Exercise task: In the material below, the lines containing the word "provided" are required; copy each of them.

* START Input material *

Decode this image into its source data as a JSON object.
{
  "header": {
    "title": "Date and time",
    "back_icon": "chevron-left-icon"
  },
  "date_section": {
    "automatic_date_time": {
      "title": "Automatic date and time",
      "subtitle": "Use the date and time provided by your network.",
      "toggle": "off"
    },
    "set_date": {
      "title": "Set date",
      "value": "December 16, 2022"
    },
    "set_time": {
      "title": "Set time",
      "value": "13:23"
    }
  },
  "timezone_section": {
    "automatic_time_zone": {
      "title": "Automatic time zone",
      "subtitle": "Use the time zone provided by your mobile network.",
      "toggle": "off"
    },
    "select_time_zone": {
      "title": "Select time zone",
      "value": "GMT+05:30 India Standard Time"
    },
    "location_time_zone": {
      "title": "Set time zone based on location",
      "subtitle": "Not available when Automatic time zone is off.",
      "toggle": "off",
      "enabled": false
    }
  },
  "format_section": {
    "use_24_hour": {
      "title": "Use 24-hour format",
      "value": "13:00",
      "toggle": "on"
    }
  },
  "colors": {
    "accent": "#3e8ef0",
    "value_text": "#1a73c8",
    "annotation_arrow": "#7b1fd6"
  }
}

* END Input material *
* START Input material *

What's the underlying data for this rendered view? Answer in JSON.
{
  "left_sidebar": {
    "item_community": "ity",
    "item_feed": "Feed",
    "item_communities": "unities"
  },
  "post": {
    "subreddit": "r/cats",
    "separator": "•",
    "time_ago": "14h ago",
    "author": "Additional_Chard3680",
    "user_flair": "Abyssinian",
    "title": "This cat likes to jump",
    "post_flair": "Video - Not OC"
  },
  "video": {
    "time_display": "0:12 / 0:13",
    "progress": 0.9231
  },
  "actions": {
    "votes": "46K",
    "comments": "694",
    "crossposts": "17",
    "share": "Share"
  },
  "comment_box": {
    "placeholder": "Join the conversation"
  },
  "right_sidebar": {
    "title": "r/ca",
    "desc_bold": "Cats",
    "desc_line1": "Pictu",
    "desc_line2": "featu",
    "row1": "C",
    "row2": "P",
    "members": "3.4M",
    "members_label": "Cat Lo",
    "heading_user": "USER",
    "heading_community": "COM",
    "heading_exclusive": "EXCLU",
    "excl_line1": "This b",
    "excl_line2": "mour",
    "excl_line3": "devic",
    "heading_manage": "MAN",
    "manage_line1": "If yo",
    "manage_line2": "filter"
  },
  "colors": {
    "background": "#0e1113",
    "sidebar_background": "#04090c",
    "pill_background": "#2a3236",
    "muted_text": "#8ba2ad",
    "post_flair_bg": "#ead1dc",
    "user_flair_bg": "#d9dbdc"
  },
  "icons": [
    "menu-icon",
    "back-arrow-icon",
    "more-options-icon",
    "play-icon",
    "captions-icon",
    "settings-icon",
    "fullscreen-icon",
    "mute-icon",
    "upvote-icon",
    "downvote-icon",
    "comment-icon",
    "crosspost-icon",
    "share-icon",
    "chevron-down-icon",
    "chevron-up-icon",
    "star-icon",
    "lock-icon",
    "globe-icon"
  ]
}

* END Input material *

Output of the task:
      "subtitle": "Use the date and time provided by your network.",
      "subtitle": "Use the time zone provided by your mobile network.",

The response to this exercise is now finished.